--- PAGE ---

While their export is only free for regular users, their import is free right away for everyone. The CSV import (which is the best I've found for any media tracking tool so far, probably a good role model even for a JSON import) is here: https://simkl.com/apps/import/csv/

@IgnisDa
Copy link
Owner

IgnisDa commented May 31, 2023

It would be great if you could share the entire export so that i could test this feature to the fullest.

This was referenced Jun 6, 2023
@IgnisDa
Copy link
Owner

IgnisDa commented Jun 9, 2023

@Mega-Volti should the json export be a file or an endpoint?

@Mega-Volti
Copy link
Author

Personally, I'd be perfectly happy with a file. The main use for the export would be backup/storage of data, so being able to save a file and put that somewhere safe is the main use case I had in mind.
I am not a web dev, though, so I have no idea whether an endpoint might enable other use cases that I'm currently not thinking of.

@IgnisDa
Copy link
Owner

IgnisDa commented Jun 9, 2023

I think I'll go with an endpoint since the response could be written to a file if needed and also be used for live data imports somewhere else.

@IgnisDa
Copy link
Owner

IgnisDa commented Jul 23, 2023

@Mega-Volti I have decided to go with a json import to allow for nested data. I have come up with the following import format:

interface Review {
  text?: string;
  /** Score out of 100 */
  rating?: number;
  spoiler?: boolean
}

interface Seen {
  ended_on?: Date;
  /** if a show, which season was seen? */
  show_season_number?: number;
  /** if a show, which episode was seen? */
  show_episode_number?: number;
  /** if a podcast, which episode was seen? */
  podcast_episode_number?: number;
}

export interface ImportItem {
  source_id: number; // In this case, this will just be the serial number (index in array)
  source: 'anilist' | 'audible' | 'google_books' | 'igdb' | 'itunes' | 'listennotes' | 'openlibrary' | 'tmdb';
  identifier: string;
  lot: 'audio_book' | 'anime' | 'book' | 'podcast' | 'manga' | 'movie' | 'show' | 'video_game';
  collections: string[];
  reviews: Review[];
  seen_history: Seen[];
}

Does this look good to you?

Reason I want to go with structure is because Ryot already knows how to import this format:

#[derive(Debug)]
pub struct ImportItem {
source_id: String,
lot: MetadataLot,
source: MetadataSource,
identifier: ImportItemIdentifier,
seen_history: Vec<ImportItemSeen>,
reviews: Vec<ImportItemRating>,
collections: Vec<String>,
}

@Mega-Volti
Copy link
Author

That does seem reasonable, yes. It also looks like a CSV could be converted into this JSON structure quite easily. It might even be possible to offer both imports, by simply having a small CSV->JSON converter run beforehand?

@IgnisDa
Copy link
Owner

IgnisDa commented Jul 23, 2023

I don't think I will provide that since it is dead easy to convert b/w those two formats. It would be better if we create a discussion with those scripts.

@IgnisDa
Copy link
Owner

IgnisDa commented Jul 24, 2023

@Mega-Volti I did not include a dedicated UI since it would be too big a feature. If the definition of the expected types are not enough, you can read the comments here for full explanations:

#[derive(Debug, Serialize, Deserialize, Clone, Type)]
pub struct ImportOrExportItemSeen {
/// The timestamp when started watching.

--- DATASET CONTENT ---

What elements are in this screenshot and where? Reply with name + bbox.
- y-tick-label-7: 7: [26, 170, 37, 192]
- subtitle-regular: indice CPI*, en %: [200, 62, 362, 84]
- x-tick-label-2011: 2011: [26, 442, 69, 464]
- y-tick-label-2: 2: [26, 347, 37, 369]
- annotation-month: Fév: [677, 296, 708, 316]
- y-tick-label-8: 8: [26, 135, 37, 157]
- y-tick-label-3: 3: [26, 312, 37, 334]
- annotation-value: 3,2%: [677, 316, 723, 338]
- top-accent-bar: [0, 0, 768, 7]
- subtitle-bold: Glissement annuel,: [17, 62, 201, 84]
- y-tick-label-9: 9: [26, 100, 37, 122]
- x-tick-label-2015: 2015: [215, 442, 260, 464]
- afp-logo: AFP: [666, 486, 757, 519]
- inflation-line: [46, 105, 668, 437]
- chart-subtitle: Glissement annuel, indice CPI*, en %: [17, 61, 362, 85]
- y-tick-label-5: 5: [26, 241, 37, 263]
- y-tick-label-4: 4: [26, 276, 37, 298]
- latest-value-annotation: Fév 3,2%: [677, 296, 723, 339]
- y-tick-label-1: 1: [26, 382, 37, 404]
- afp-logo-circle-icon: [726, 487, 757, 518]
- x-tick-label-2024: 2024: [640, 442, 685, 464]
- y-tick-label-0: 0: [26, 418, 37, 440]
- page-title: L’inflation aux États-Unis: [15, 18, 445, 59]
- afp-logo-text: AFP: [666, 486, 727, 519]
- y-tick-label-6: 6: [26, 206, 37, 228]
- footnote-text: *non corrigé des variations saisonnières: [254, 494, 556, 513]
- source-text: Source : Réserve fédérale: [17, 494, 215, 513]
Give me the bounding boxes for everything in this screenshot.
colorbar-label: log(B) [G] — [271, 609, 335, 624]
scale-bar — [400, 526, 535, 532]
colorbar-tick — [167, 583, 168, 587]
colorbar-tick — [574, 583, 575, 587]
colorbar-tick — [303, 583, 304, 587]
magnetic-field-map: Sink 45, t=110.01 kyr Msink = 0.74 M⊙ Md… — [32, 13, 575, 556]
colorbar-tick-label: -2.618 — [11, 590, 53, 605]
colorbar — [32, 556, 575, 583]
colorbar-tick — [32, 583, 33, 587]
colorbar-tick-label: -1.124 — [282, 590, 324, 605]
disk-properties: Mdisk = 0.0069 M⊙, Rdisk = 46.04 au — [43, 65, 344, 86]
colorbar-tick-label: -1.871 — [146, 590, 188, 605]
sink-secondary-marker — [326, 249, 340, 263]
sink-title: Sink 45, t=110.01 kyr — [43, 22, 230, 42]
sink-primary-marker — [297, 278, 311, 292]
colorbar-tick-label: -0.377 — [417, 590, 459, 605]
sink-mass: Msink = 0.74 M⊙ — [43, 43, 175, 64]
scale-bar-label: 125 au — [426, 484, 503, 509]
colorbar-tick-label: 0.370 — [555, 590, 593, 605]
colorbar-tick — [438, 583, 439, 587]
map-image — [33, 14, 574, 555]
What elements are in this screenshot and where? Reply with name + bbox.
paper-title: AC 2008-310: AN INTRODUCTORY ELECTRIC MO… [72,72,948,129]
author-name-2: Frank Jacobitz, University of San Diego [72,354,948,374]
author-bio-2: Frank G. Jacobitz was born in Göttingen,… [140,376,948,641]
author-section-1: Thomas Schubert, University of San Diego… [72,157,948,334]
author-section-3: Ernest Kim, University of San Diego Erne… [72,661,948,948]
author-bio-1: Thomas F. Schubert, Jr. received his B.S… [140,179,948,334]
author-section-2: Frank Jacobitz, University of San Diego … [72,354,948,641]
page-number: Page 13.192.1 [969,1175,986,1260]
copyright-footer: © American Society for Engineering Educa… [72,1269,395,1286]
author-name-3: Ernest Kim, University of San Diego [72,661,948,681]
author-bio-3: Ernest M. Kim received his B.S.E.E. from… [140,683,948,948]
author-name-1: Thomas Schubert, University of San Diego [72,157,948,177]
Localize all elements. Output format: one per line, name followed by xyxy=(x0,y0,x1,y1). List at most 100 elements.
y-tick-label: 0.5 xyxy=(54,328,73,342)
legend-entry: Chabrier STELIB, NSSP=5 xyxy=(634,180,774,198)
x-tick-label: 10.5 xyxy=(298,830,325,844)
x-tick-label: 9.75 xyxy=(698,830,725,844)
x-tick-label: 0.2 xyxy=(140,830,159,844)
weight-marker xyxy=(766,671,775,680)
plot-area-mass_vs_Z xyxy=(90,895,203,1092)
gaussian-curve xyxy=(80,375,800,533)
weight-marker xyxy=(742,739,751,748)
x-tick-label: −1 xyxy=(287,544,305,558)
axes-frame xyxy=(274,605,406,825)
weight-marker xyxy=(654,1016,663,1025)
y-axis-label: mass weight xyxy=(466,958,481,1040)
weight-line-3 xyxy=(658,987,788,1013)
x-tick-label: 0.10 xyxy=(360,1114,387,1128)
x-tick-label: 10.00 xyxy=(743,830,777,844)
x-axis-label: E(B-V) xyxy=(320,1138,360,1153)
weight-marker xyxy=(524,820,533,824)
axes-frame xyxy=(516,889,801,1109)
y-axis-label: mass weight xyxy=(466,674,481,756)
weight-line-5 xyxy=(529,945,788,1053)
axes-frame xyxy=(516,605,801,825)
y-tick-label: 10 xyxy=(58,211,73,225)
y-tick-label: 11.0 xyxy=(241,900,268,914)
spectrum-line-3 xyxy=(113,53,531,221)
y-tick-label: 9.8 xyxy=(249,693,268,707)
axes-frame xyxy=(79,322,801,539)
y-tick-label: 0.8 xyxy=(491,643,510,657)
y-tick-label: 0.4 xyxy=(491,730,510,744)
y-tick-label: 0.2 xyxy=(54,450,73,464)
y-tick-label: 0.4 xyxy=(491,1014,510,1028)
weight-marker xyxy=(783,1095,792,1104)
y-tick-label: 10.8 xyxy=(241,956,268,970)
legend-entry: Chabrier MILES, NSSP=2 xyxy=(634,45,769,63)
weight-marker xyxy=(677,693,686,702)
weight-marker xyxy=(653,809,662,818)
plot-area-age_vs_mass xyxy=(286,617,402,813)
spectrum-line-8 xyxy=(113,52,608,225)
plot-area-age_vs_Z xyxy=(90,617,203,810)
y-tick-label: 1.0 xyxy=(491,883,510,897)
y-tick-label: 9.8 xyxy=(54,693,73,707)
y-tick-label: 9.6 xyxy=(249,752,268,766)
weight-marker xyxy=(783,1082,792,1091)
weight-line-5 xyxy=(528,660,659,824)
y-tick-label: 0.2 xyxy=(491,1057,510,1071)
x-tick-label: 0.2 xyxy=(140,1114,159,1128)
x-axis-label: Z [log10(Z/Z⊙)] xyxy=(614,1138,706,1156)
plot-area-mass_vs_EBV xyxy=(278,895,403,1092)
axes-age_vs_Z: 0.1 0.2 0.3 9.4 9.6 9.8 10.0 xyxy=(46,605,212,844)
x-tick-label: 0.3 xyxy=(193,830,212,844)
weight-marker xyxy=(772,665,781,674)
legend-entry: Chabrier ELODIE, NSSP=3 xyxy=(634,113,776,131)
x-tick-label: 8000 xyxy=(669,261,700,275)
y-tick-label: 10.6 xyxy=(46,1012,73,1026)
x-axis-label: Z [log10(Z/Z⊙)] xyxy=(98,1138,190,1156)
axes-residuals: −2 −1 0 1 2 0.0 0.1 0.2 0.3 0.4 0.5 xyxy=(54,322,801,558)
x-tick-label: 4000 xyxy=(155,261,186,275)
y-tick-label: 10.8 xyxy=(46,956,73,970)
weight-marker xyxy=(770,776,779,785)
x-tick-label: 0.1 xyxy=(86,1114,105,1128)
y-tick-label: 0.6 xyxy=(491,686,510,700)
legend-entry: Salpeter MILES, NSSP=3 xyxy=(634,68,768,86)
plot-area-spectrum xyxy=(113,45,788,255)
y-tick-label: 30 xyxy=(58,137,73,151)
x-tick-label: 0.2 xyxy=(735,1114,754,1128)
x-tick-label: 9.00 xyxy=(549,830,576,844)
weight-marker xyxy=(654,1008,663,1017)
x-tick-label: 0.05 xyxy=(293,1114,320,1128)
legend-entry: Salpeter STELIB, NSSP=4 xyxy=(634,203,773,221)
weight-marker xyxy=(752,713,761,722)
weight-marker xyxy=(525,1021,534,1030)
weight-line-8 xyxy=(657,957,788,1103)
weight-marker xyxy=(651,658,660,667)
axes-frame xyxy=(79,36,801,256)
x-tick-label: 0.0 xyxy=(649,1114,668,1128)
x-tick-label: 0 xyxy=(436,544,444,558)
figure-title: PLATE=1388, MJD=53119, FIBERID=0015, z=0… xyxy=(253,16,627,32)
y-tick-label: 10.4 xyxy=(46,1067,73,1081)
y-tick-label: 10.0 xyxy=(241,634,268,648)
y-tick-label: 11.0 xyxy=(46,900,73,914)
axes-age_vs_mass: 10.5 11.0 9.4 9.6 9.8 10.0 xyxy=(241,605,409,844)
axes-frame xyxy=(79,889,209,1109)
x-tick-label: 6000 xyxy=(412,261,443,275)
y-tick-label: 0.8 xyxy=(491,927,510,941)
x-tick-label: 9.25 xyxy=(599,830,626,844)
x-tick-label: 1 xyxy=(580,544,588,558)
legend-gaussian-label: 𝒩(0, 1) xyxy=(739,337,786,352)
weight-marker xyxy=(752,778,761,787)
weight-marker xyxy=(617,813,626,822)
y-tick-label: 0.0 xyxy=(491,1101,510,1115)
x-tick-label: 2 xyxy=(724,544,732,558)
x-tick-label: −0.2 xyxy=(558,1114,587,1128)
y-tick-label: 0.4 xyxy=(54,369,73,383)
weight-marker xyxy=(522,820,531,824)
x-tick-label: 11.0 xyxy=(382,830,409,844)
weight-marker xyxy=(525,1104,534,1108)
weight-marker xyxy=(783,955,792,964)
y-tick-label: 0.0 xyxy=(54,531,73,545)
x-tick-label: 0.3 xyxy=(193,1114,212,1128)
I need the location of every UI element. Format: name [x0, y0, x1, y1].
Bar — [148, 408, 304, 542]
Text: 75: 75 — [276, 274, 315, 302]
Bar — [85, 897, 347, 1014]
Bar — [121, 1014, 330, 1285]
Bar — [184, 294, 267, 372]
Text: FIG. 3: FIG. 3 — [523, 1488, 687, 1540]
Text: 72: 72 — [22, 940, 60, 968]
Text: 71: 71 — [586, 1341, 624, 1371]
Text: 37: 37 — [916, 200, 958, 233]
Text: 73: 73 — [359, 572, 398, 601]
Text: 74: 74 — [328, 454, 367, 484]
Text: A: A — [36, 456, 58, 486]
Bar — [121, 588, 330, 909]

---

**GIVEN REQUEST A**.
Answer these questions using the thread:
(i) What main use for the export does Mega-Volti have in mind?
(ii) In the comment dated Jul 23, 2023, what format does IgnisDa decide on for the import, and for what purpose?
(iii) In the Review interface, what is the rating scored out of?
**GIVEN REQUEST B**.
Print everything in the thread from "It would be great" down to "or an endpoint?".
The records have nothing to do with the thread.

**ANSWER A**.
(i) Backup and storage of data, by saving a file and putting it somewhere safe.
(ii) A JSON import, to allow for nested data.
(iii) 100.

**ANSWER B**.
It would be great if you could share the entire export so that i could test this feature to the fullest.

This was referenced Jun 6, 2023
@IgnisDa
Copy link
Owner

IgnisDa commented Jun 9, 2023

@Mega-Volti should the json export be a file or an endpoint?